§ **What you will do**
Which lines contain the word "name"? Return each of them as written.

§ **Entries**

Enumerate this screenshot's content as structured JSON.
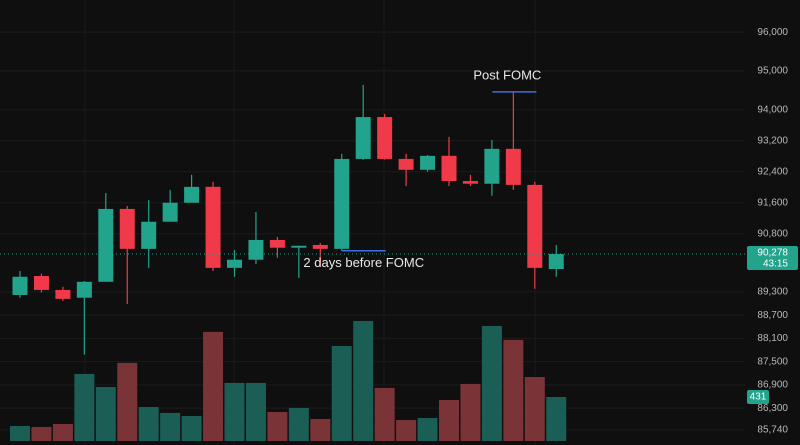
{
  "chart_data": {
    "type": "candlestick",
    "up_color": "#22a38b",
    "down_color": "#f03a4a",
    "up_volume_color": "#1b5e56",
    "down_volume_color": "#7a3438",
    "open": [
      89220,
      89710,
      89350,
      89150,
      89560,
      91440,
      90410,
      91110,
      91600,
      92010,
      89920,
      90130,
      90640,
      90440,
      90510,
      90410,
      92730,
      93810,
      92730,
      92450,
      92810,
      92160,
      92090,
      92990,
      92060,
      89890
    ],
    "high": [
      89840,
      89770,
      89430,
      89580,
      91850,
      91520,
      91670,
      91930,
      92320,
      92140,
      90380,
      91360,
      90720,
      90490,
      90560,
      92860,
      94640,
      93890,
      92860,
      92830,
      93300,
      92320,
      93220,
      94460,
      92140,
      90510
    ],
    "low": [
      89150,
      89280,
      89070,
      87680,
      89560,
      88990,
      89920,
      91110,
      91600,
      89840,
      89690,
      90020,
      90180,
      89660,
      89950,
      90360,
      92710,
      92710,
      92030,
      92400,
      92030,
      92030,
      91780,
      91930,
      89380,
      89690
    ],
    "close": [
      89690,
      89350,
      89120,
      89560,
      91440,
      90410,
      91110,
      91600,
      92010,
      89920,
      90130,
      90640,
      90440,
      90490,
      90410,
      92730,
      93810,
      92730,
      92450,
      92810,
      92160,
      92090,
      92990,
      92060,
      89920,
      90278
    ],
    "volume": [
      147,
      137,
      167,
      657,
      529,
      765,
      333,
      275,
      245,
      1069,
      569,
      569,
      284,
      324,
      216,
      931,
      1176,
      520,
      206,
      225,
      402,
      559,
      1127,
      990,
      627,
      431
    ],
    "ylim": [
      85350,
      96830
    ],
    "vlim": [
      0,
      4320
    ],
    "yticks": [
      {
        "value": 96000,
        "label": "96,000"
      },
      {
        "value": 95000,
        "label": "95,000"
      },
      {
        "value": 94000,
        "label": "94,000"
      },
      {
        "value": 93200,
        "label": "93,200"
      },
      {
        "value": 92400,
        "label": "92,400"
      },
      {
        "value": 91600,
        "label": "91,600"
      },
      {
        "value": 90800,
        "label": "90,800"
      },
      {
        "value": 89300,
        "label": "89,300"
      },
      {
        "value": 88700,
        "label": "88,700"
      },
      {
        "value": 88100,
        "label": "88,100"
      },
      {
        "value": 87500,
        "label": "87,500"
      },
      {
        "value": 86900,
        "label": "86,900"
      },
      {
        "value": 86300,
        "label": "86,300"
      },
      {
        "value": 85740,
        "label": "85,740"
      }
    ],
    "last_price": {
      "value": 90278,
      "label": "90,278"
    },
    "countdown": "43:15",
    "annotations": [
      "Post FOMC",
      "2 days before FOMC"
    ]
  }
}
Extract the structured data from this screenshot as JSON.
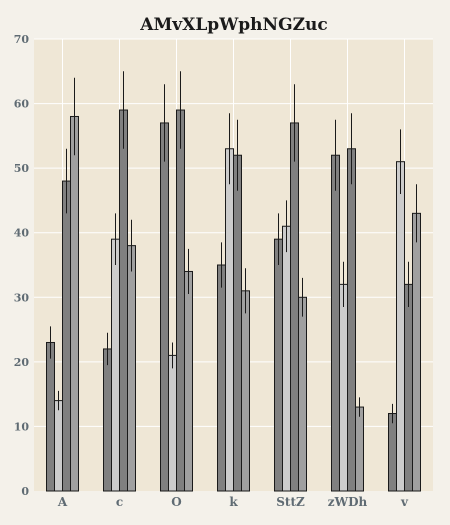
{
  "chart_data": {
    "type": "bar",
    "title": "AMvXLpWphNGZuc",
    "xlabel": "",
    "ylabel": "",
    "ylim": [
      0,
      70
    ],
    "yticks": [
      0,
      10,
      20,
      30,
      40,
      50,
      60,
      70
    ],
    "grid": true,
    "categories": [
      "A",
      "c",
      "O",
      "k",
      "SttZ",
      "zWDh",
      "v"
    ],
    "series": [
      {
        "color": "#808080",
        "values": [
          23,
          22,
          57,
          35,
          39,
          52,
          12
        ],
        "errors": [
          2.5,
          2.5,
          6,
          3.5,
          4,
          5.5,
          1.5
        ]
      },
      {
        "color": "#cccccc",
        "values": [
          14,
          39,
          21,
          53,
          41,
          32,
          51
        ],
        "errors": [
          1.5,
          4,
          2,
          5.5,
          4,
          3.5,
          5
        ]
      },
      {
        "color": "#808080",
        "values": [
          48,
          59,
          59,
          52,
          57,
          53,
          32
        ],
        "errors": [
          5,
          6,
          6,
          5.5,
          6,
          5.5,
          3.5
        ]
      },
      {
        "color": "#a0a0a0",
        "values": [
          58,
          38,
          34,
          31,
          30,
          13,
          43
        ],
        "errors": [
          6,
          4,
          3.5,
          3.5,
          3,
          1.5,
          4.5
        ]
      }
    ],
    "colors": {
      "background": "#f4f1ea",
      "plot_background": "#efe7d6",
      "grid": "#ffffff"
    }
  }
}
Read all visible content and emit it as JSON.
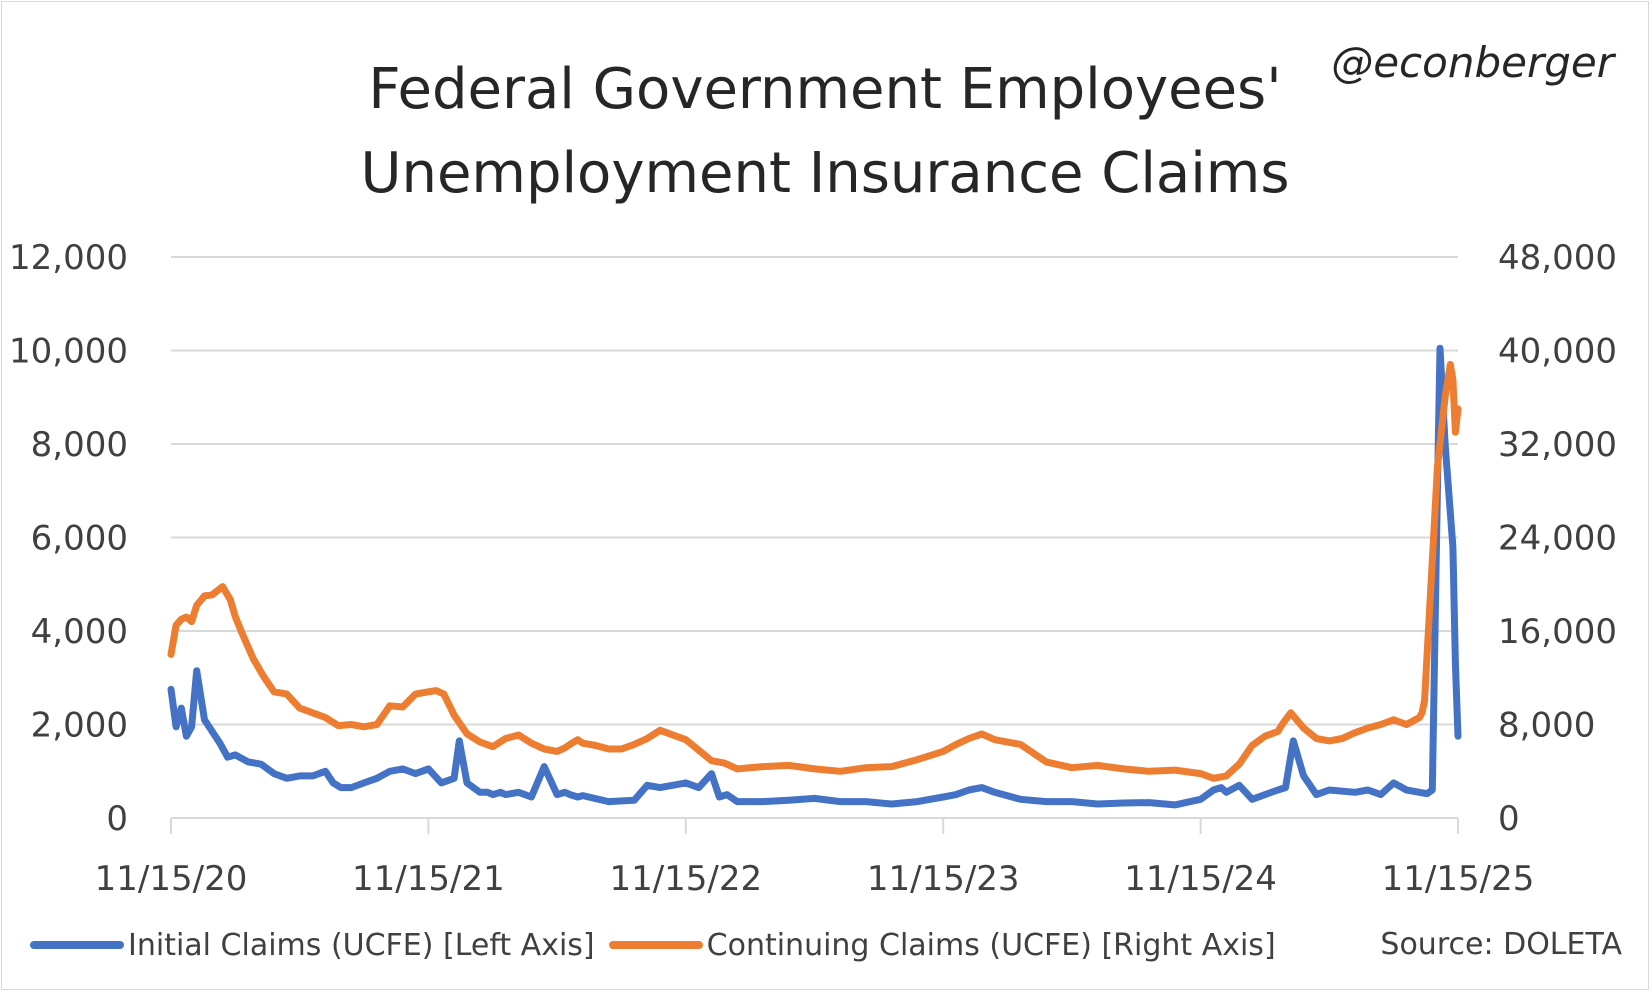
{
  "handle": "@econberger",
  "source": "Source: DOLETA",
  "chart_data": {
    "type": "line",
    "title_lines": [
      "Federal Government Employees'",
      "Unemployment Insurance Claims"
    ],
    "x_ticks": [
      "11/15/20",
      "11/15/21",
      "11/15/22",
      "11/15/23",
      "11/15/24",
      "11/15/25"
    ],
    "xlim_years": [
      0,
      5
    ],
    "y_left": {
      "ticks": [
        "0",
        "2,000",
        "4,000",
        "6,000",
        "8,000",
        "10,000",
        "12,000"
      ],
      "ylim": [
        0,
        12000
      ]
    },
    "y_right": {
      "ticks": [
        "0",
        "8,000",
        "16,000",
        "24,000",
        "32,000",
        "40,000",
        "48,000"
      ],
      "ylim": [
        0,
        48000
      ]
    },
    "grid": true,
    "legend_position": "bottom",
    "series": [
      {
        "name": "Initial Claims (UCFE) [Left Axis]",
        "axis": "left",
        "color": "#4472C4",
        "x": [
          0.0,
          0.02,
          0.04,
          0.06,
          0.08,
          0.1,
          0.13,
          0.16,
          0.19,
          0.22,
          0.25,
          0.3,
          0.35,
          0.4,
          0.45,
          0.5,
          0.55,
          0.6,
          0.63,
          0.66,
          0.7,
          0.75,
          0.8,
          0.85,
          0.9,
          0.95,
          1.0,
          1.05,
          1.1,
          1.12,
          1.15,
          1.2,
          1.23,
          1.25,
          1.28,
          1.3,
          1.35,
          1.4,
          1.45,
          1.5,
          1.53,
          1.55,
          1.58,
          1.6,
          1.7,
          1.8,
          1.85,
          1.9,
          2.0,
          2.05,
          2.1,
          2.13,
          2.16,
          2.2,
          2.3,
          2.4,
          2.5,
          2.6,
          2.7,
          2.8,
          2.9,
          3.0,
          3.05,
          3.1,
          3.15,
          3.2,
          3.3,
          3.4,
          3.5,
          3.6,
          3.7,
          3.8,
          3.9,
          4.0,
          4.05,
          4.08,
          4.1,
          4.15,
          4.2,
          4.3,
          4.33,
          4.36,
          4.4,
          4.45,
          4.5,
          4.6,
          4.65,
          4.7,
          4.75,
          4.8,
          4.85,
          4.88,
          4.9,
          4.92,
          4.93,
          4.95,
          4.98,
          4.99,
          5.0
        ],
        "values": [
          2750,
          1950,
          2350,
          1750,
          1950,
          3150,
          2100,
          1850,
          1600,
          1300,
          1350,
          1200,
          1150,
          950,
          850,
          900,
          900,
          1000,
          750,
          650,
          650,
          750,
          850,
          1000,
          1050,
          950,
          1050,
          750,
          850,
          1650,
          750,
          550,
          550,
          500,
          550,
          500,
          550,
          450,
          1100,
          500,
          550,
          500,
          450,
          480,
          350,
          380,
          700,
          650,
          750,
          650,
          950,
          450,
          500,
          350,
          350,
          380,
          420,
          350,
          350,
          300,
          350,
          450,
          500,
          600,
          650,
          550,
          400,
          350,
          350,
          300,
          320,
          330,
          280,
          400,
          600,
          650,
          550,
          700,
          400,
          600,
          650,
          1650,
          900,
          500,
          600,
          550,
          600,
          500,
          750,
          600,
          550,
          520,
          600,
          7000,
          10050,
          8000,
          5800,
          3300,
          1750
        ]
      },
      {
        "name": "Continuing Claims (UCFE) [Right Axis]",
        "axis": "right",
        "color": "#ED7D31",
        "x": [
          0.0,
          0.02,
          0.04,
          0.06,
          0.08,
          0.1,
          0.13,
          0.16,
          0.2,
          0.23,
          0.25,
          0.28,
          0.32,
          0.36,
          0.4,
          0.45,
          0.5,
          0.55,
          0.6,
          0.65,
          0.7,
          0.75,
          0.8,
          0.85,
          0.9,
          0.95,
          1.0,
          1.03,
          1.06,
          1.1,
          1.15,
          1.2,
          1.25,
          1.3,
          1.35,
          1.4,
          1.45,
          1.5,
          1.53,
          1.55,
          1.58,
          1.6,
          1.65,
          1.7,
          1.75,
          1.8,
          1.85,
          1.9,
          2.0,
          2.05,
          2.1,
          2.15,
          2.2,
          2.3,
          2.4,
          2.5,
          2.6,
          2.7,
          2.8,
          2.9,
          3.0,
          3.05,
          3.1,
          3.15,
          3.2,
          3.3,
          3.4,
          3.5,
          3.6,
          3.7,
          3.8,
          3.9,
          4.0,
          4.05,
          4.1,
          4.15,
          4.2,
          4.25,
          4.3,
          4.32,
          4.35,
          4.4,
          4.45,
          4.5,
          4.55,
          4.6,
          4.65,
          4.7,
          4.75,
          4.8,
          4.85,
          4.86,
          4.87,
          4.88,
          4.9,
          4.92,
          4.95,
          4.97,
          4.98,
          4.99,
          5.0
        ],
        "values": [
          14000,
          16500,
          17000,
          17200,
          16800,
          18200,
          19000,
          19100,
          19800,
          18700,
          17200,
          15600,
          13600,
          12100,
          10800,
          10600,
          9400,
          9000,
          8600,
          7900,
          8000,
          7800,
          8000,
          9600,
          9500,
          10600,
          10800,
          10900,
          10600,
          8800,
          7200,
          6500,
          6100,
          6800,
          7100,
          6400,
          5900,
          5700,
          6000,
          6300,
          6700,
          6400,
          6200,
          5900,
          5900,
          6300,
          6800,
          7500,
          6700,
          5800,
          4900,
          4700,
          4200,
          4400,
          4500,
          4200,
          4000,
          4300,
          4400,
          5000,
          5700,
          6300,
          6800,
          7200,
          6700,
          6300,
          4800,
          4300,
          4500,
          4200,
          4000,
          4100,
          3800,
          3400,
          3600,
          4600,
          6200,
          7000,
          7400,
          8100,
          9000,
          7700,
          6800,
          6600,
          6800,
          7300,
          7700,
          8000,
          8400,
          8000,
          8600,
          9000,
          10000,
          14000,
          22000,
          30000,
          36000,
          38800,
          37500,
          33000,
          35000
        ]
      }
    ]
  }
}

§ **Output of the task**
        "name": "Initial Claims (UCFE) [Left Axis]",
        "name": "Continuing Claims (UCFE) [Right Axis]",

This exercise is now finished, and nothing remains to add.